Transcribe every line exactly. Leave the pictures behind.
**** DATA EXCERPTS ****
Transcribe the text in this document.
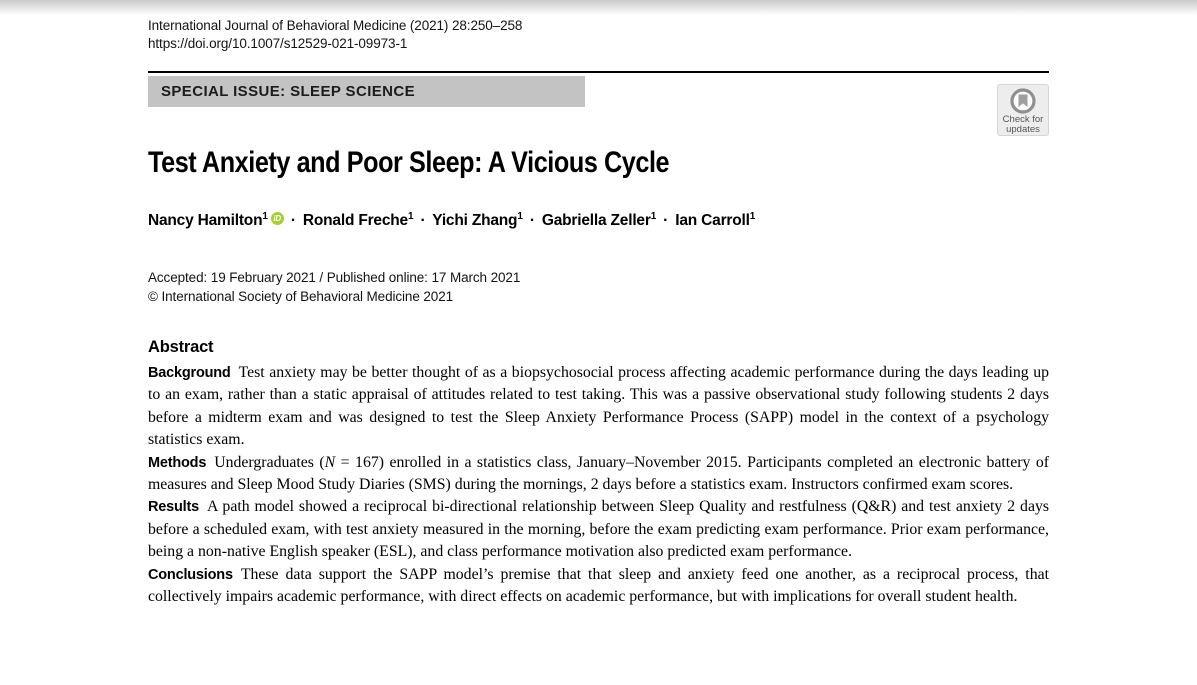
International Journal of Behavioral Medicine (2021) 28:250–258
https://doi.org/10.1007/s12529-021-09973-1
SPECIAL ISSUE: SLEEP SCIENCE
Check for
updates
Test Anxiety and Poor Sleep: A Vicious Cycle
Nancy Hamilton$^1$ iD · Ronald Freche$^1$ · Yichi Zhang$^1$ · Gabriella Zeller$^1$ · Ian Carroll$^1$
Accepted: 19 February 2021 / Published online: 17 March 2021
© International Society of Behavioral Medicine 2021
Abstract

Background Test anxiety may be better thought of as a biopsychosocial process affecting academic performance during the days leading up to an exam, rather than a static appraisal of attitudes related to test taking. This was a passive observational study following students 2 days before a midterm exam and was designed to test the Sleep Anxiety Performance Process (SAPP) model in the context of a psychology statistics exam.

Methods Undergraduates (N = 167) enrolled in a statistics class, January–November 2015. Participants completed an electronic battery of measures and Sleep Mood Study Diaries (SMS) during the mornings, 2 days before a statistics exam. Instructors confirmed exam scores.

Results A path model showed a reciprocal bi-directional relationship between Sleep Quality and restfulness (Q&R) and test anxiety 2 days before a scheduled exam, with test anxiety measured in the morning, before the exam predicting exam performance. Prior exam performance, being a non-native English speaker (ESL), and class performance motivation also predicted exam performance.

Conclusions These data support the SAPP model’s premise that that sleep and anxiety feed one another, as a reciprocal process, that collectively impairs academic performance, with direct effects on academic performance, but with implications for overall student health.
****
SOLVED EXERCISE ::
Transcribe the text in this document.
International Journal of Behavioral Medicine (2021) 28:250–258
https://doi.org/10.1007/s12529-021-09973-1
SPECIAL ISSUE: SLEEP SCIENCE
Check for
updates
Test Anxiety and Poor Sleep: A Vicious Cycle
Nancy Hamilton$^1$ iD · Ronald Freche$^1$ · Yichi Zhang$^1$ · Gabriella Zeller$^1$ · Ian Carroll$^1$
Accepted: 19 February 2021 / Published online: 17 March 2021
© International Society of Behavioral Medicine 2021
Abstract

Background Test anxiety may be better thought of as a biopsychosocial process affecting academic performance during the days leading up to an exam, rather than a static appraisal of attitudes related to test taking. This was a passive observational study following students 2 days before a midterm exam and was designed to test the Sleep Anxiety Performance Process (SAPP) model in the context of a psychology statistics exam.

Methods Undergraduates (N = 167) enrolled in a statistics class, January–November 2015. Participants completed an electronic battery of measures and Sleep Mood Study Diaries (SMS) during the mornings, 2 days before a statistics exam. Instructors confirmed exam scores.

Results A path model showed a reciprocal bi-directional relationship between Sleep Quality and restfulness (Q&R) and test anxiety 2 days before a scheduled exam, with test anxiety measured in the morning, before the exam predicting exam performance. Prior exam performance, being a non-native English speaker (ESL), and class performance motivation also predicted exam performance.

Conclusions These data support the SAPP model’s premise that that sleep and anxiety feed one another, as a reciprocal process, that collectively impairs academic performance, with direct effects on academic performance, but with implications for overall student health.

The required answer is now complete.